--- Listing ---

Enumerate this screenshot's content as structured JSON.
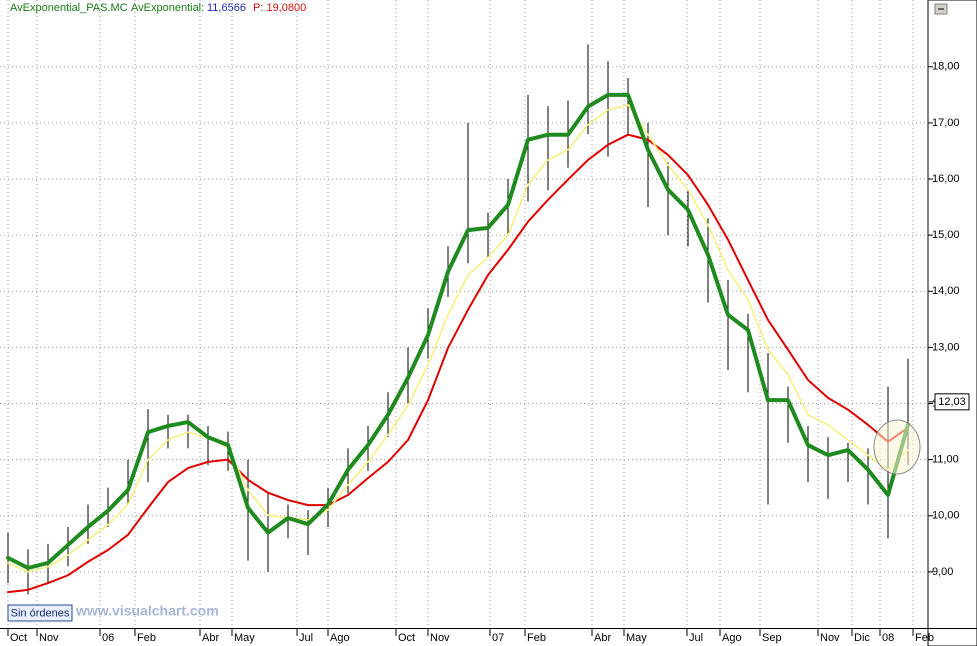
{
  "chart_data": {
    "type": "line",
    "header": {
      "symbol": "AvExponential_PAS.MC",
      "indicator": "AvExponential:",
      "value": "11,6566",
      "price": "P: 19,0800"
    },
    "footer": {
      "orders": "Sin órdenes",
      "watermark": "www.visualchart.com"
    },
    "last_price": {
      "value": 12.03,
      "label": "12,03"
    },
    "grid": true,
    "x": [
      0,
      1,
      2,
      3,
      4,
      5,
      6,
      7,
      8,
      9,
      10,
      11,
      12,
      13,
      14,
      15,
      16,
      17,
      18,
      19,
      20,
      21,
      22,
      23,
      24,
      25,
      26,
      27,
      28,
      29,
      30,
      31,
      32,
      33,
      34,
      35,
      36,
      37,
      38,
      39,
      40,
      41,
      42,
      43,
      44,
      45
    ],
    "xlim": [
      -0.4,
      46
    ],
    "xticks": [
      {
        "value": 0,
        "label": "Oct"
      },
      {
        "value": 1.45,
        "label": "Nov"
      },
      {
        "value": 4.6,
        "label": "06"
      },
      {
        "value": 6.35,
        "label": "Feb"
      },
      {
        "value": 9.6,
        "label": "Abr"
      },
      {
        "value": 11.2,
        "label": "May"
      },
      {
        "value": 14.45,
        "label": "Jul"
      },
      {
        "value": 16,
        "label": "Ago"
      },
      {
        "value": 19.4,
        "label": "Oct"
      },
      {
        "value": 21,
        "label": "Nov"
      },
      {
        "value": 24.1,
        "label": "07"
      },
      {
        "value": 25.85,
        "label": "Feb"
      },
      {
        "value": 29.2,
        "label": "Abr"
      },
      {
        "value": 30.8,
        "label": "May"
      },
      {
        "value": 33.95,
        "label": "Jul"
      },
      {
        "value": 35.6,
        "label": "Ago"
      },
      {
        "value": 37.6,
        "label": "Sep"
      },
      {
        "value": 40.5,
        "label": "Nov"
      },
      {
        "value": 42.2,
        "label": "Dic"
      },
      {
        "value": 43.6,
        "label": "08"
      },
      {
        "value": 45.25,
        "label": "Feb"
      }
    ],
    "ylim": [
      8.0,
      19.19
    ],
    "yticks": [
      {
        "value": 9,
        "label": "9,00"
      },
      {
        "value": 10,
        "label": "10,00"
      },
      {
        "value": 11,
        "label": "11,00"
      },
      {
        "value": 12,
        "label": "12,00"
      },
      {
        "value": 13,
        "label": "13,00"
      },
      {
        "value": 14,
        "label": "14,00"
      },
      {
        "value": 15,
        "label": "15,00"
      },
      {
        "value": 16,
        "label": "16,00"
      },
      {
        "value": 17,
        "label": "17,00"
      },
      {
        "value": 18,
        "label": "18,00"
      }
    ],
    "bars": {
      "color": "#000000",
      "high": [
        9.7,
        9.4,
        9.5,
        9.8,
        10.2,
        10.5,
        11.0,
        11.9,
        11.8,
        11.8,
        11.6,
        11.5,
        11.0,
        10.4,
        10.2,
        10.1,
        10.5,
        11.2,
        11.6,
        12.2,
        13.0,
        13.7,
        14.8,
        17.0,
        15.4,
        16.0,
        17.5,
        17.3,
        17.4,
        18.4,
        18.1,
        17.8,
        17.0,
        16.3,
        15.8,
        15.3,
        14.2,
        13.6,
        12.9,
        12.3,
        11.6,
        11.4,
        11.3,
        11.2,
        12.3,
        12.8
      ],
      "low": [
        8.8,
        8.6,
        8.8,
        9.1,
        9.5,
        9.8,
        10.2,
        10.6,
        11.2,
        11.2,
        10.9,
        10.8,
        9.2,
        9.0,
        9.6,
        9.3,
        9.8,
        10.4,
        10.8,
        11.4,
        12.0,
        12.8,
        13.9,
        14.5,
        14.6,
        15.0,
        15.6,
        15.8,
        16.2,
        16.8,
        16.4,
        16.8,
        15.5,
        15.0,
        14.8,
        13.8,
        12.6,
        12.2,
        10.2,
        11.3,
        10.6,
        10.3,
        10.6,
        10.2,
        9.6,
        10.9
      ]
    },
    "series": [
      {
        "color": "#e00000",
        "width": 2,
        "values": [
          8.64,
          8.68,
          8.8,
          8.94,
          9.18,
          9.39,
          9.66,
          10.14,
          10.6,
          10.85,
          10.96,
          11.0,
          10.64,
          10.41,
          10.28,
          10.19,
          10.19,
          10.37,
          10.67,
          10.96,
          11.35,
          12.06,
          12.99,
          13.67,
          14.29,
          14.74,
          15.24,
          15.63,
          15.99,
          16.34,
          16.61,
          16.79,
          16.7,
          16.43,
          16.07,
          15.54,
          14.92,
          14.2,
          13.49,
          12.96,
          12.42,
          12.1,
          11.89,
          11.62,
          11.32,
          11.57
        ]
      },
      {
        "color": "#f4f07a",
        "width": 1.5,
        "values": [
          9.16,
          9.0,
          9.09,
          9.3,
          9.57,
          9.84,
          10.2,
          11.0,
          11.35,
          11.49,
          11.39,
          11.21,
          10.46,
          10.01,
          9.96,
          9.93,
          10.1,
          10.55,
          10.96,
          11.44,
          11.97,
          12.69,
          13.58,
          14.29,
          14.6,
          15.0,
          15.9,
          16.34,
          16.52,
          16.97,
          17.23,
          17.32,
          16.79,
          16.25,
          15.81,
          15.18,
          14.38,
          13.85,
          12.96,
          12.51,
          11.8,
          11.62,
          11.35,
          11.08,
          10.82,
          11.17
        ]
      },
      {
        "color": "#1f8a1f",
        "width": 4,
        "values": [
          9.25,
          9.07,
          9.16,
          9.48,
          9.8,
          10.09,
          10.46,
          11.49,
          11.6,
          11.67,
          11.4,
          11.26,
          10.14,
          9.7,
          9.96,
          9.85,
          10.2,
          10.82,
          11.26,
          11.8,
          12.46,
          13.22,
          14.35,
          15.09,
          15.13,
          15.54,
          16.7,
          16.79,
          16.79,
          17.29,
          17.5,
          17.5,
          16.52,
          15.81,
          15.45,
          14.65,
          13.58,
          13.31,
          12.06,
          12.06,
          11.26,
          11.08,
          11.17,
          10.82,
          10.37,
          11.62
        ]
      }
    ]
  }
}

---

| Your objective |
What is the number of lines in the data above that include the word "color"? Answer with that number only.

| Exercise output |
4